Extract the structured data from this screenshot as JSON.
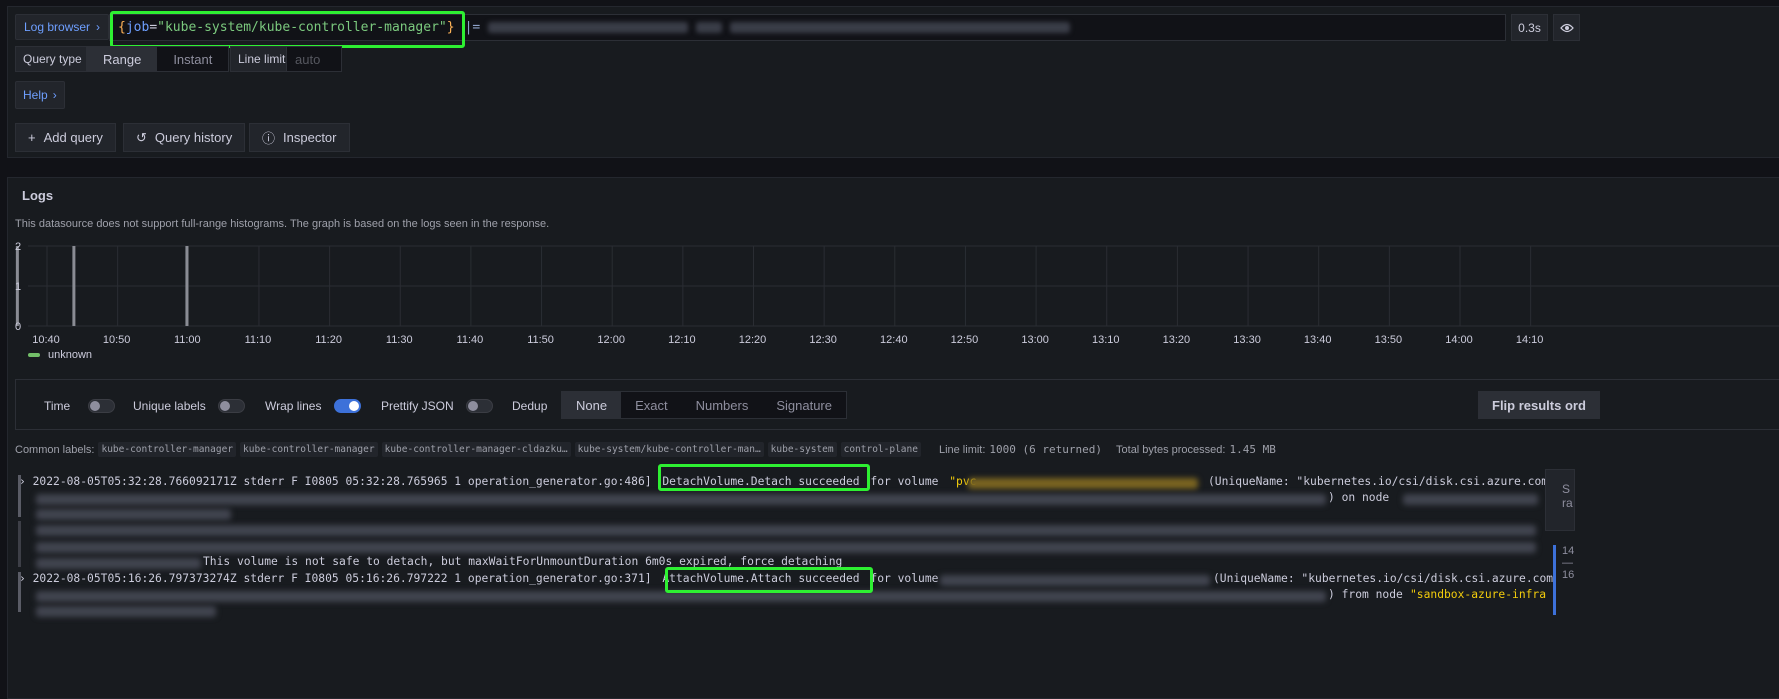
{
  "query": {
    "log_browser_label": "Log browser",
    "brace_open": "{",
    "key": "job",
    "eq": "=",
    "value": "\"kube-system/kube-controller-manager\"",
    "brace_close": "}",
    "pipe_op": "|=",
    "timing": "0.3s",
    "query_type_label": "Query type",
    "range_label": "Range",
    "instant_label": "Instant",
    "line_limit_label": "Line limit",
    "line_limit_placeholder": "auto",
    "help_label": "Help",
    "add_query_label": "Add query",
    "query_history_label": "Query history",
    "inspector_label": "Inspector"
  },
  "logs": {
    "title": "Logs",
    "histogram_note": "This datasource does not support full-range histograms. The graph is based on the logs seen in the response.",
    "legend_label": "unknown",
    "options": {
      "time": "Time",
      "unique_labels": "Unique labels",
      "wrap_lines": "Wrap lines",
      "prettify_json": "Prettify JSON",
      "dedup": "Dedup",
      "dedup_options": [
        "None",
        "Exact",
        "Numbers",
        "Signature"
      ],
      "flip_results": "Flip results ord"
    },
    "common_labels_title": "Common labels:",
    "common_labels": [
      "kube-controller-manager",
      "kube-controller-manager",
      "kube-controller-manager-cldazku…",
      "kube-system/kube-controller-man…",
      "kube-system",
      "control-plane"
    ],
    "line_limit_text": "Line limit:",
    "line_limit_value": "1000 (6 returned)",
    "bytes_text": "Total bytes processed:",
    "bytes_value": "1.45 MB",
    "rows": [
      {
        "prefix": "2022-08-05T05:32:28.766092171Z stderr F I0805 05:32:28.765965       1 operation_generator.go:486]",
        "highlight": "DetachVolume.Detach succeeded",
        "suffix": "for volume",
        "unique_name": "(UniqueName: \"kubernetes.io/csi/disk.csi.azure.com",
        "line2_tail": ") on node"
      },
      {
        "tail": "This volume is not safe to detach, but maxWaitForUnmountDuration 6m0s expired, force detaching"
      },
      {
        "prefix": "2022-08-05T05:16:26.797373274Z stderr F I0805 05:16:26.797222       1 operation_generator.go:371]",
        "highlight": "AttachVolume.Attach succeeded",
        "suffix": "for volume",
        "unique_name": "(UniqueName: \"kubernetes.io/csi/disk.csi.azure.com",
        "line2_tail": ") from node",
        "node_name": "\"sandbox-azure-infra"
      }
    ],
    "side_stub_1": "S ra",
    "side_stub_2": "14 — 16"
  },
  "chart_data": {
    "type": "bar",
    "x_ticks": [
      "10:40",
      "10:50",
      "11:00",
      "11:10",
      "11:20",
      "11:30",
      "11:40",
      "11:50",
      "12:00",
      "12:10",
      "12:20",
      "12:30",
      "12:40",
      "12:50",
      "13:00",
      "13:10",
      "13:20",
      "13:30",
      "13:40",
      "13:50",
      "14:00",
      "14:10"
    ],
    "y_ticks": [
      0,
      1,
      2
    ],
    "ylim": [
      0,
      2
    ],
    "series": [
      {
        "name": "unknown",
        "color": "#73bf69",
        "points": [
          {
            "x": "10:38",
            "value": 2
          },
          {
            "x": "10:46",
            "value": 2
          },
          {
            "x": "11:02",
            "value": 2
          }
        ]
      }
    ]
  }
}
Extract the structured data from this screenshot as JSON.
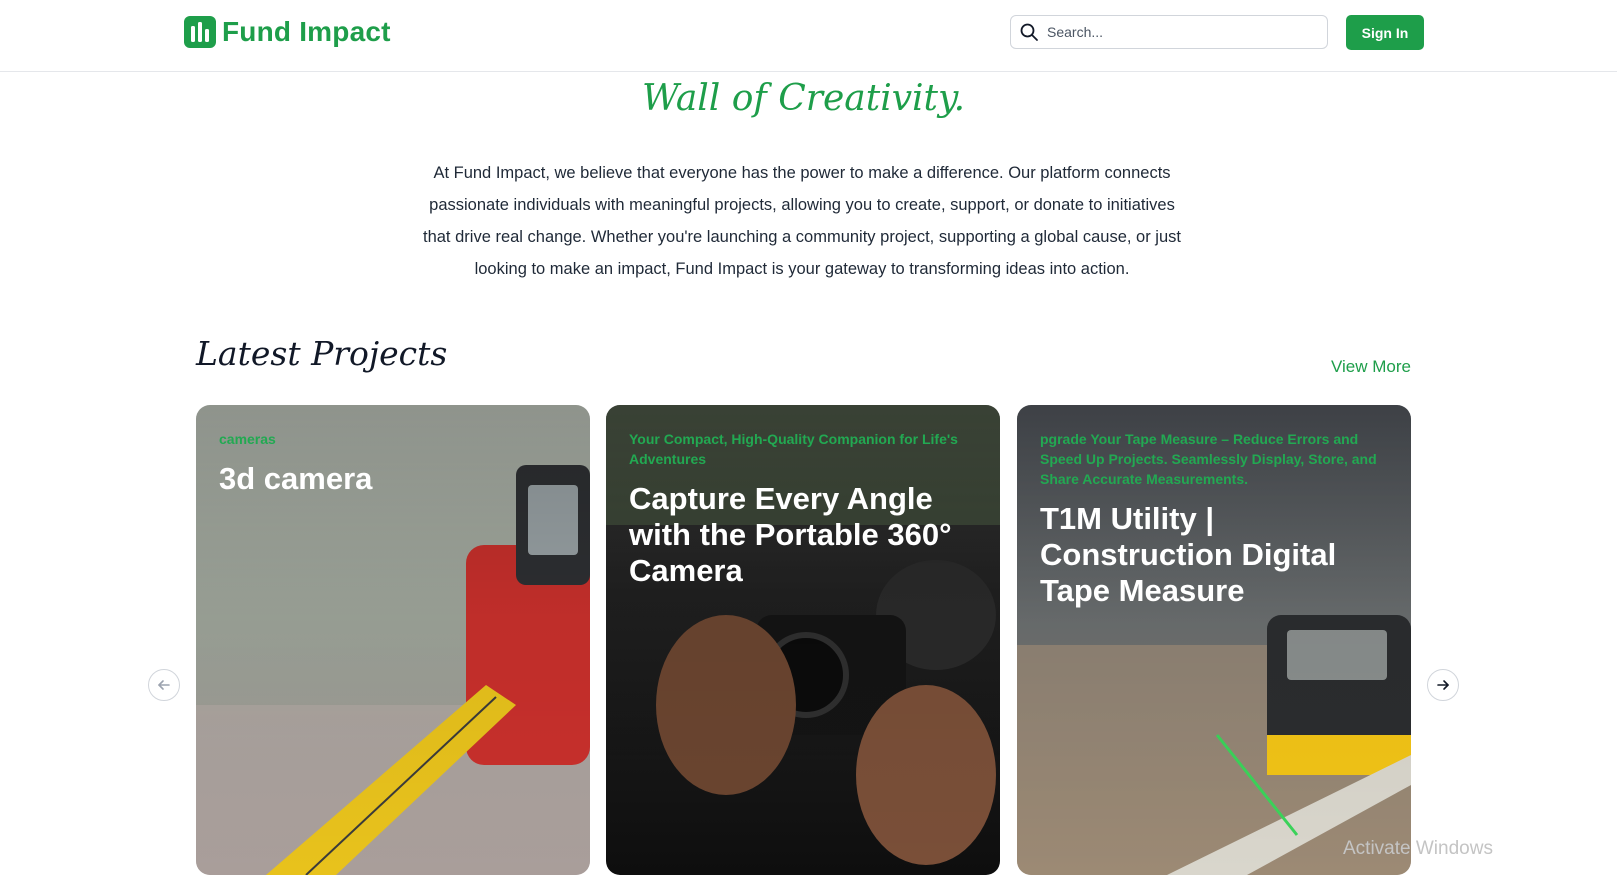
{
  "header": {
    "brand": "Fund Impact",
    "search_placeholder": "Search...",
    "signin_label": "Sign In"
  },
  "hero": {
    "title": "Wall of Creativity.",
    "text": "At Fund Impact, we believe that everyone has the power to make a difference. Our platform connects passionate individuals with meaningful projects, allowing you to create, support, or donate to initiatives that drive real change. Whether you're launching a community project, supporting a global cause, or just looking to make an impact, Fund Impact is your gateway to transforming ideas into action."
  },
  "latest": {
    "title": "Latest Projects",
    "view_more": "View More",
    "cards": [
      {
        "category": "cameras",
        "title": "3d camera"
      },
      {
        "category": "Your Compact, High-Quality Companion for Life's Adventures",
        "title": "Capture Every Angle with the Portable 360° Camera"
      },
      {
        "category": "pgrade Your Tape Measure – Reduce Errors and Speed Up Projects. Seamlessly Display, Store, and Share Accurate Measurements.",
        "title": "T1M Utility | Construction Digital Tape Measure"
      }
    ]
  },
  "colors": {
    "brand_green": "#1e9e4a",
    "category_green": "#22a952"
  },
  "icons": {
    "logo": "bar-chart-logo-icon",
    "search": "search-icon",
    "prev": "arrow-left-icon",
    "next": "arrow-right-icon"
  },
  "overlay": {
    "watermark": "Activate Windows"
  }
}
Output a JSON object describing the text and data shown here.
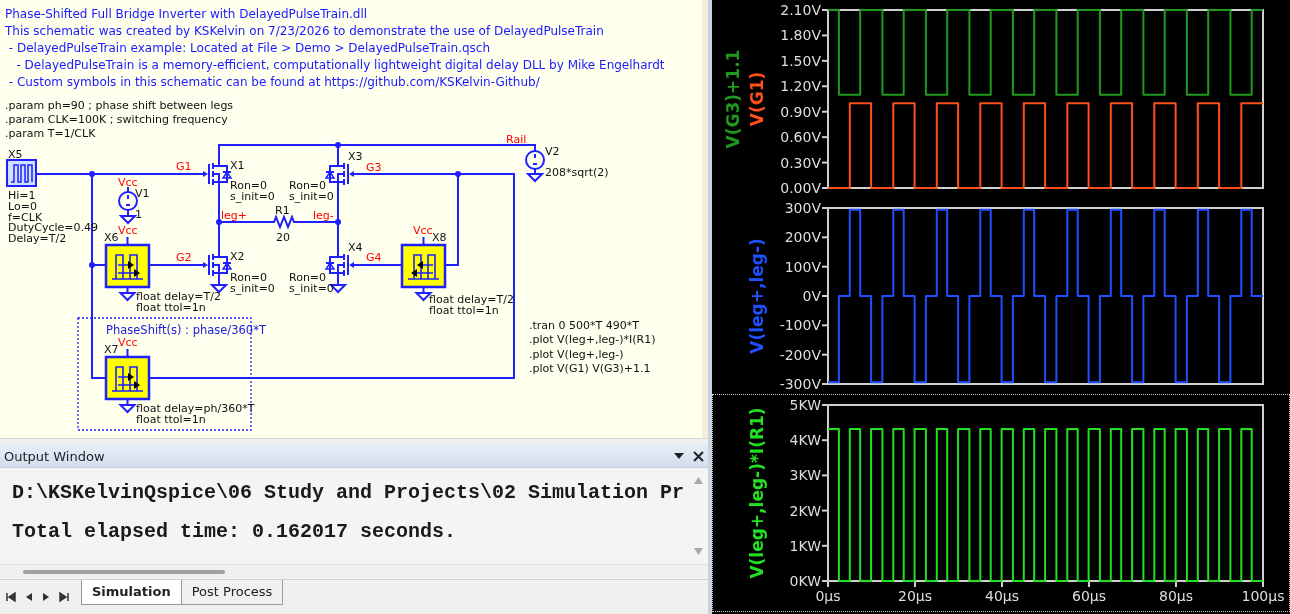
{
  "schematic": {
    "comments": [
      "Phase-Shifted Full Bridge Inverter with DelayedPulseTrain.dll",
      "This schematic was created by KSKelvin on 7/23/2026 to demonstrate the use of DelayedPulseTrain",
      " - DelayedPulseTrain example: Located at File > Demo > DelayedPulseTrain.qsch",
      "   - DelayedPulseTrain is a memory-efficient, computationally lightweight digital delay DLL by Mike Engelhardt",
      " - Custom symbols in this schematic can be found at https://github.com/KSKelvin-Github/"
    ],
    "params": [
      ".param ph=90 ; phase shift between legs",
      ".param CLK=100K ; switching frequency",
      ".param T=1/CLK"
    ],
    "components": [
      {
        "ref": "X5",
        "kind": "pulse",
        "attrs": [
          "Hi=1",
          "Lo=0",
          "f=CLK",
          "DutyCycle=0.49",
          "Delay=T/2"
        ]
      },
      {
        "ref": "V1",
        "kind": "vsource",
        "attrs": [
          "1"
        ]
      },
      {
        "ref": "X1",
        "kind": "switch",
        "attrs": [
          "Ron=0",
          "s_init=0"
        ]
      },
      {
        "ref": "X3",
        "kind": "switch",
        "attrs": [
          "Ron=0",
          "s_init=0"
        ]
      },
      {
        "ref": "X2",
        "kind": "switch",
        "attrs": [
          "Ron=0",
          "s_init=0"
        ]
      },
      {
        "ref": "X4",
        "kind": "switch",
        "attrs": [
          "Ron=0",
          "s_init=0"
        ]
      },
      {
        "ref": "R1",
        "kind": "resistor",
        "attrs": [
          "20"
        ]
      },
      {
        "ref": "V2",
        "kind": "vsource",
        "attrs": [
          "208*sqrt(2)"
        ]
      },
      {
        "ref": "X6",
        "kind": "delay",
        "attrs": [
          "float delay=T/2",
          "float ttol=1n"
        ]
      },
      {
        "ref": "X7",
        "kind": "delay",
        "attrs": [
          "float delay=ph/360*T",
          "float ttol=1n"
        ]
      },
      {
        "ref": "X8",
        "kind": "delay",
        "attrs": [
          "float delay=T/2",
          "float ttol=1n"
        ]
      }
    ],
    "net_labels": [
      "G1",
      "G2",
      "G3",
      "G4",
      "leg+",
      "leg-",
      "Rail",
      "Vcc",
      "Vcc",
      "Vcc",
      "Vcc"
    ],
    "group_box": {
      "label": "PhaseShift(s) : phase/360*T"
    },
    "directives": [
      ".tran 0 500*T 490*T",
      ".plot V(leg+,leg-)*I(R1)",
      ".plot V(leg+,leg-)",
      ".plot V(G1) V(G3)+1.1"
    ]
  },
  "output_window": {
    "title": "Output Window",
    "lines": [
      "D:\\KSKelvinQspice\\06 Study and Projects\\02 Simulation Pr",
      "Total elapsed time: 0.162017 seconds."
    ]
  },
  "tabs": [
    {
      "label": "Simulation",
      "selected": true
    },
    {
      "label": "Post Process",
      "selected": false
    }
  ],
  "plots": [
    {
      "chart_data": {
        "type": "line",
        "xlim": [
          0,
          100
        ],
        "ylim": [
          0,
          2.1
        ],
        "yticks": [
          {
            "value": 0,
            "label": "0.00V"
          },
          {
            "value": 0.3,
            "label": "0.30V"
          },
          {
            "value": 0.6,
            "label": "0.60V"
          },
          {
            "value": 0.9,
            "label": "0.90V"
          },
          {
            "value": 1.2,
            "label": "1.20V"
          },
          {
            "value": 1.5,
            "label": "1.50V"
          },
          {
            "value": 1.8,
            "label": "1.80V"
          },
          {
            "value": 2.1,
            "label": "2.10V"
          }
        ],
        "x": [
          0,
          2.5,
          2.5,
          5,
          5,
          7.4,
          7.4,
          9.9,
          9.9,
          12.5,
          12.5,
          15,
          15,
          17.4,
          17.4,
          19.9,
          19.9,
          22.5,
          22.5,
          25,
          25,
          27.4,
          27.4,
          29.9,
          29.9,
          32.5,
          32.5,
          35,
          35,
          37.4,
          37.4,
          39.9,
          39.9,
          42.5,
          42.5,
          45,
          45,
          47.4,
          47.4,
          49.9,
          49.9,
          52.5,
          52.5,
          55,
          55,
          57.4,
          57.4,
          59.9,
          59.9,
          62.5,
          62.5,
          65,
          65,
          67.4,
          67.4,
          69.9,
          69.9,
          72.5,
          72.5,
          75,
          75,
          77.4,
          77.4,
          79.9,
          79.9,
          82.5,
          82.5,
          85,
          85,
          87.4,
          87.4,
          89.9,
          89.9,
          92.5,
          92.5,
          95,
          95,
          97.4,
          97.4,
          100
        ],
        "series": [
          {
            "name": "V(G3)+1.1",
            "color": "#1f9a1f",
            "values": [
              2.1,
              2.1,
              1.1,
              1.1,
              1.1,
              1.1,
              2.1,
              2.1,
              2.1,
              2.1,
              1.1,
              1.1,
              1.1,
              1.1,
              2.1,
              2.1,
              2.1,
              2.1,
              1.1,
              1.1,
              1.1,
              1.1,
              2.1,
              2.1,
              2.1,
              2.1,
              1.1,
              1.1,
              1.1,
              1.1,
              2.1,
              2.1,
              2.1,
              2.1,
              1.1,
              1.1,
              1.1,
              1.1,
              2.1,
              2.1,
              2.1,
              2.1,
              1.1,
              1.1,
              1.1,
              1.1,
              2.1,
              2.1,
              2.1,
              2.1,
              1.1,
              1.1,
              1.1,
              1.1,
              2.1,
              2.1,
              2.1,
              2.1,
              1.1,
              1.1,
              1.1,
              1.1,
              2.1,
              2.1,
              2.1,
              2.1,
              1.1,
              1.1,
              1.1,
              1.1,
              2.1,
              2.1,
              2.1,
              2.1,
              1.1,
              1.1,
              1.1,
              1.1,
              2.1,
              2.1
            ]
          },
          {
            "name": "V(G1)",
            "color": "#ff4f1a",
            "values": [
              0,
              0,
              0,
              0,
              1,
              1,
              1,
              1,
              0,
              0,
              0,
              0,
              1,
              1,
              1,
              1,
              0,
              0,
              0,
              0,
              1,
              1,
              1,
              1,
              0,
              0,
              0,
              0,
              1,
              1,
              1,
              1,
              0,
              0,
              0,
              0,
              1,
              1,
              1,
              1,
              0,
              0,
              0,
              0,
              1,
              1,
              1,
              1,
              0,
              0,
              0,
              0,
              1,
              1,
              1,
              1,
              0,
              0,
              0,
              0,
              1,
              1,
              1,
              1,
              0,
              0,
              0,
              0,
              1,
              1,
              1,
              1,
              0,
              0,
              0,
              0,
              1,
              1,
              1,
              1
            ]
          }
        ]
      }
    },
    {
      "chart_data": {
        "type": "line",
        "xlim": [
          0,
          100
        ],
        "ylim": [
          -300,
          300
        ],
        "yticks": [
          {
            "value": -300,
            "label": "-300V"
          },
          {
            "value": -200,
            "label": "-200V"
          },
          {
            "value": -100,
            "label": "-100V"
          },
          {
            "value": 0,
            "label": "0V"
          },
          {
            "value": 100,
            "label": "100V"
          },
          {
            "value": 200,
            "label": "200V"
          },
          {
            "value": 300,
            "label": "300V"
          }
        ],
        "x": [
          0,
          2.5,
          2.5,
          5,
          5,
          7.4,
          7.4,
          9.9,
          9.9,
          12.5,
          12.5,
          15,
          15,
          17.4,
          17.4,
          19.9,
          19.9,
          22.5,
          22.5,
          25,
          25,
          27.4,
          27.4,
          29.9,
          29.9,
          32.5,
          32.5,
          35,
          35,
          37.4,
          37.4,
          39.9,
          39.9,
          42.5,
          42.5,
          45,
          45,
          47.4,
          47.4,
          49.9,
          49.9,
          52.5,
          52.5,
          55,
          55,
          57.4,
          57.4,
          59.9,
          59.9,
          62.5,
          62.5,
          65,
          65,
          67.4,
          67.4,
          69.9,
          69.9,
          72.5,
          72.5,
          75,
          75,
          77.4,
          77.4,
          79.9,
          79.9,
          82.5,
          82.5,
          85,
          85,
          87.4,
          87.4,
          89.9,
          89.9,
          92.5,
          92.5,
          95,
          95,
          97.4,
          97.4,
          100
        ],
        "series": [
          {
            "name": "V(leg+,leg-)",
            "color": "#1f4fff",
            "values": [
              -294,
              -294,
              0,
              0,
              294,
              294,
              0,
              0,
              -294,
              -294,
              0,
              0,
              294,
              294,
              0,
              0,
              -294,
              -294,
              0,
              0,
              294,
              294,
              0,
              0,
              -294,
              -294,
              0,
              0,
              294,
              294,
              0,
              0,
              -294,
              -294,
              0,
              0,
              294,
              294,
              0,
              0,
              -294,
              -294,
              0,
              0,
              294,
              294,
              0,
              0,
              -294,
              -294,
              0,
              0,
              294,
              294,
              0,
              0,
              -294,
              -294,
              0,
              0,
              294,
              294,
              0,
              0,
              -294,
              -294,
              0,
              0,
              294,
              294,
              0,
              0,
              -294,
              -294,
              0,
              0,
              294,
              294,
              0,
              0
            ]
          }
        ]
      }
    },
    {
      "chart_data": {
        "type": "line",
        "xlim": [
          0,
          100
        ],
        "ylim": [
          0,
          5
        ],
        "yticks": [
          {
            "value": 0,
            "label": "0KW"
          },
          {
            "value": 1,
            "label": "1KW"
          },
          {
            "value": 2,
            "label": "2KW"
          },
          {
            "value": 3,
            "label": "3KW"
          },
          {
            "value": 4,
            "label": "4KW"
          },
          {
            "value": 5,
            "label": "5KW"
          }
        ],
        "xticks": [
          {
            "value": 0,
            "label": "0µs"
          },
          {
            "value": 20,
            "label": "20µs"
          },
          {
            "value": 40,
            "label": "40µs"
          },
          {
            "value": 60,
            "label": "60µs"
          },
          {
            "value": 80,
            "label": "80µs"
          },
          {
            "value": 100,
            "label": "100µs"
          }
        ],
        "x": [
          0,
          2.5,
          2.5,
          5,
          5,
          7.4,
          7.4,
          9.9,
          9.9,
          12.5,
          12.5,
          15,
          15,
          17.4,
          17.4,
          19.9,
          19.9,
          22.5,
          22.5,
          25,
          25,
          27.4,
          27.4,
          29.9,
          29.9,
          32.5,
          32.5,
          35,
          35,
          37.4,
          37.4,
          39.9,
          39.9,
          42.5,
          42.5,
          45,
          45,
          47.4,
          47.4,
          49.9,
          49.9,
          52.5,
          52.5,
          55,
          55,
          57.4,
          57.4,
          59.9,
          59.9,
          62.5,
          62.5,
          65,
          65,
          67.4,
          67.4,
          69.9,
          69.9,
          72.5,
          72.5,
          75,
          75,
          77.4,
          77.4,
          79.9,
          79.9,
          82.5,
          82.5,
          85,
          85,
          87.4,
          87.4,
          89.9,
          89.9,
          92.5,
          92.5,
          95,
          95,
          97.4,
          97.4,
          100
        ],
        "series": [
          {
            "name": "V(leg+,leg-)*I(R1)",
            "color": "#22e022",
            "values": [
              4.32,
              4.32,
              0,
              0,
              4.32,
              4.32,
              0,
              0,
              4.32,
              4.32,
              0,
              0,
              4.32,
              4.32,
              0,
              0,
              4.32,
              4.32,
              0,
              0,
              4.32,
              4.32,
              0,
              0,
              4.32,
              4.32,
              0,
              0,
              4.32,
              4.32,
              0,
              0,
              4.32,
              4.32,
              0,
              0,
              4.32,
              4.32,
              0,
              0,
              4.32,
              4.32,
              0,
              0,
              4.32,
              4.32,
              0,
              0,
              4.32,
              4.32,
              0,
              0,
              4.32,
              4.32,
              0,
              0,
              4.32,
              4.32,
              0,
              0,
              4.32,
              4.32,
              0,
              0,
              4.32,
              4.32,
              0,
              0,
              4.32,
              4.32,
              0,
              0,
              4.32,
              4.32,
              0,
              0,
              4.32,
              4.32,
              0,
              0
            ]
          }
        ]
      }
    }
  ]
}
★ ★ ★ ★ ★
**WHAT YOU HAVE TO DO**
Above is a listing; report how many of its lines include the word "schematic", giving the number only.

**EXPECTED ANSWER**
3